= Given problem A =
Revise the entries from the start through the line that contains "403, 453, 412]", replacing "washer" with "spacer" and leaving everything else in those lines unchanged.

= Text shown =
A first drawback of this method is, of course, the presence of a radioactive source, which can be harmful to both the operators and the environment [24]; moreover, depending on the beam energy emitted from the radioactive source, the accuracy of the measurement may vary depending on the salinity of the water. In fact, for low-energy sources, freshwater and saltwater have different attenuation coefficients, leading to different results as the salinity changes [6]; instead, for high-energy sources, the attenuation is independent of the salinity content [48]. In the presented work, the source of gamma rays is the radioactive isotope of Cesium 137 Cs, which has a half-life of almost 30 years and a beam energy of 662 keV, thus making the measurement insensitive to salinity variations. Finally, as already mentioned, a gamma densitometer should be coupled with another measurement source, such as a Venturi meter; otherwise, it can only measure the average density of the mixture.

4.2. Data Collection

The dataset collection consisted of gathering flow information with the MPFM technologies. This could be done in situ; firstly, it would exponentially increase the cost of data gathering, and secondly, the flow composition could not be controlled. In fact, one may want to collect more data in some particular parameter areas; this cannot be done at a production site because the mixture coming from the reservoir is not known.
Instead, data were collected in a physical simulator called flow-loop. This is a laboratory instrument for investigating the flow characteristics in pipes and for studying the response of MPFM instruments to this flow. The mixture is circulated continuously in a loop, while MPFM instruments, which can be placed at different deviations, from vertical through horizontal, collect signals under given flow conditions. The multiphase properties, fractions, and velocities can all be varied, making the exploitation of a desired configuration quite handy. The data used in this paper were collected at ProLabNL [49] in a high-pressure multiphase flow loop that used hydrocarbon gas and crude oil, which provided the possibility of testing an MPFM against a precise set of references: temperature, pressure, and oil, water, and gas rates and densities. This was done with the employment of the following instrumentation:
  • Gas and liquid reference meters
  • Temperature, pressure, and pressure difference transmitters
  • Online gas densitometer
  • Gas volume fraction
  • Nucleonic level measurement

5. Results

This section shows the results of the present study, and it is mainly divided into three parts: The first part describes the preprocessing phase, the second deals with the selection of the best predictive model, and the third one shows the confidence interval estimation.

= Dataset records =
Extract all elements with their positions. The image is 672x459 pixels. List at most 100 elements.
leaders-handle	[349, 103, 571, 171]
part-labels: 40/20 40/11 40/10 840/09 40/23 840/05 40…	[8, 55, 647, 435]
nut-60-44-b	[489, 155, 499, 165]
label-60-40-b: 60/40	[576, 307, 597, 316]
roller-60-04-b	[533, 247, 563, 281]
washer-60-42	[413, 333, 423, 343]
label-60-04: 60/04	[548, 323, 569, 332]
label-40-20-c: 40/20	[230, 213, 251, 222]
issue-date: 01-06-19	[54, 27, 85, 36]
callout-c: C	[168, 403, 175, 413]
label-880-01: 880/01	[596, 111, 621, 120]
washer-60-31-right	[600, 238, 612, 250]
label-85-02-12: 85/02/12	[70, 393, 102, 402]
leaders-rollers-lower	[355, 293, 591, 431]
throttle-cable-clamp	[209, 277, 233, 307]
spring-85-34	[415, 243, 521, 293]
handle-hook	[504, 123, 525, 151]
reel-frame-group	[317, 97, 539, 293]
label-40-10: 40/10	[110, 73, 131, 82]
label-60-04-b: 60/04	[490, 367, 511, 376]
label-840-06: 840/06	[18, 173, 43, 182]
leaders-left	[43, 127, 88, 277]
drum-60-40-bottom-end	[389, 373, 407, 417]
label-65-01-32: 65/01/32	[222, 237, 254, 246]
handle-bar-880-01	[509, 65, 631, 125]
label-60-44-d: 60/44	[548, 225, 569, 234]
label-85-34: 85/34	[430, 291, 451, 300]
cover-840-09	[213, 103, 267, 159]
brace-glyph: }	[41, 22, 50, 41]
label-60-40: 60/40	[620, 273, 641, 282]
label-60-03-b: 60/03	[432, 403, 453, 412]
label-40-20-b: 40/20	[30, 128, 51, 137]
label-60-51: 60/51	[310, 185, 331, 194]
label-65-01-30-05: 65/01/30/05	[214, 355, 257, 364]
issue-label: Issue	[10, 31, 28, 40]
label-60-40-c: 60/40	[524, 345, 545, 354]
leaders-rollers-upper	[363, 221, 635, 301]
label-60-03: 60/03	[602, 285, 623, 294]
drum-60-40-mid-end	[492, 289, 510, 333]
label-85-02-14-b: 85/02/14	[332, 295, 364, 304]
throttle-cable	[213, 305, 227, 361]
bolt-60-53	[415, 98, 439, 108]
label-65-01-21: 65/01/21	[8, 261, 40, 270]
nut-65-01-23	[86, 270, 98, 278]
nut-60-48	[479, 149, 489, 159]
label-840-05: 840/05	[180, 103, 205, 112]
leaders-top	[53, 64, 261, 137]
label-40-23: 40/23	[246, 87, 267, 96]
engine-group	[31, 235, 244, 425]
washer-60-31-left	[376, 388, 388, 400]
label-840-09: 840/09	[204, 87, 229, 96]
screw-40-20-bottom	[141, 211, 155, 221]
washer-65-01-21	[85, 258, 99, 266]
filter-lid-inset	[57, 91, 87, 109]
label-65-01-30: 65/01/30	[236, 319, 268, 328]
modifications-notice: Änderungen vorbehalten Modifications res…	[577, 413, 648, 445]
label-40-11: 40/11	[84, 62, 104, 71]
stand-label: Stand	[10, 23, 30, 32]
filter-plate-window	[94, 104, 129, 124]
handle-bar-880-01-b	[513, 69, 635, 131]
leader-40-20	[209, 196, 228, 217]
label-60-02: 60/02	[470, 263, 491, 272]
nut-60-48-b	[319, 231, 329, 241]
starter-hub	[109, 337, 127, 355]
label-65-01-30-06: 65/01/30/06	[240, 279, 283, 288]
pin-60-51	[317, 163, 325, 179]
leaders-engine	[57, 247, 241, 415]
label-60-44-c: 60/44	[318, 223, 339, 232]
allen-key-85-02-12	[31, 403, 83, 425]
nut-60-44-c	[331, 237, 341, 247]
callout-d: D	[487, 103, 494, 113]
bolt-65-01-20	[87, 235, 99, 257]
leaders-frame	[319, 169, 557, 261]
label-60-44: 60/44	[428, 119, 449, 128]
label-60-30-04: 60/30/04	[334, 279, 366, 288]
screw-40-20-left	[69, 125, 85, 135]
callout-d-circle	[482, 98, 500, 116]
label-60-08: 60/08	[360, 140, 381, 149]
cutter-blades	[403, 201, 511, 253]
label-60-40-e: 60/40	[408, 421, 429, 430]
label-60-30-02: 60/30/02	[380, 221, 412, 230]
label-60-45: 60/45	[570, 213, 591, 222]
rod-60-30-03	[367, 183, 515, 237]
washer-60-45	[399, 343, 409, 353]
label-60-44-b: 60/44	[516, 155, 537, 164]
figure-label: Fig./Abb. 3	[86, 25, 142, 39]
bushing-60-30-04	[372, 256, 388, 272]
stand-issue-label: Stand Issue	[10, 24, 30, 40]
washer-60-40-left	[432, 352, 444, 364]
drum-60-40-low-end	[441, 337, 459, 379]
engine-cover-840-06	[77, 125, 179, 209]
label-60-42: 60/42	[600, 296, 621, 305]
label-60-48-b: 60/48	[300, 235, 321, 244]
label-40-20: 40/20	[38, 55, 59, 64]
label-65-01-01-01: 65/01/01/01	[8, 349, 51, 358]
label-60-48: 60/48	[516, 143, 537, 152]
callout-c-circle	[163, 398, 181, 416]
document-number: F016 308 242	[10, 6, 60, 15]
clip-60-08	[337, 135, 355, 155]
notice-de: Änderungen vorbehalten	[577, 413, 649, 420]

= Given problem B =
For each statement, say whether it agrees with the flow-measurement text, and quote the words of the text that decide it.
(i) The gamma-ray source used in the work has a beam energy of 662 keV.
(ii) The data for the study were collected in situ at a production site.
(iii) With low-energy sources, freshwater and saltwater attenuate the beam equally.

= Exercise response A =
Extract all elements with their positions. The image is 672x459 pixels. List at most 100 elements.
leaders-handle	[349, 103, 571, 171]
part-labels: 40/20 40/11 40/10 840/09 40/23 840/05 40…	[8, 55, 647, 435]
nut-60-44-b	[489, 155, 499, 165]
label-60-40-b: 60/40	[576, 307, 597, 316]
roller-60-04-b	[533, 247, 563, 281]
spacer-60-42	[413, 333, 423, 343]
label-60-04: 60/04	[548, 323, 569, 332]
label-40-20-c: 40/20	[230, 213, 251, 222]
issue-date: 01-06-19	[54, 27, 85, 36]
callout-c: C	[168, 403, 175, 413]
label-880-01: 880/01	[596, 111, 621, 120]
spacer-60-31-right	[600, 238, 612, 250]
label-85-02-12: 85/02/12	[70, 393, 102, 402]
leaders-rollers-lower	[355, 293, 591, 431]
throttle-cable-clamp	[209, 277, 233, 307]
spring-85-34	[415, 243, 521, 293]
handle-hook	[504, 123, 525, 151]
reel-frame-group	[317, 97, 539, 293]
label-40-10: 40/10	[110, 73, 131, 82]
label-60-04-b: 60/04	[490, 367, 511, 376]
label-840-06: 840/06	[18, 173, 43, 182]
leaders-left	[43, 127, 88, 277]
drum-60-40-bottom-end	[389, 373, 407, 417]
label-65-01-32: 65/01/32	[222, 237, 254, 246]
handle-bar-880-01	[509, 65, 631, 125]
label-60-44-d: 60/44	[548, 225, 569, 234]
label-85-34: 85/34	[430, 291, 451, 300]
cover-840-09	[213, 103, 267, 159]
brace-glyph: }	[41, 22, 50, 41]
label-60-40: 60/40	[620, 273, 641, 282]
label-60-03-b: 60/03	[432, 403, 453, 412]

= Exercise response B =
(i) Yes: "a beam energy of 662 keV"
(ii) No: "Instead, data were collected in a physical simulator called flow-loop."
(iii) No: "for low-energy sources, freshwater and saltwater have different attenuation coefficients"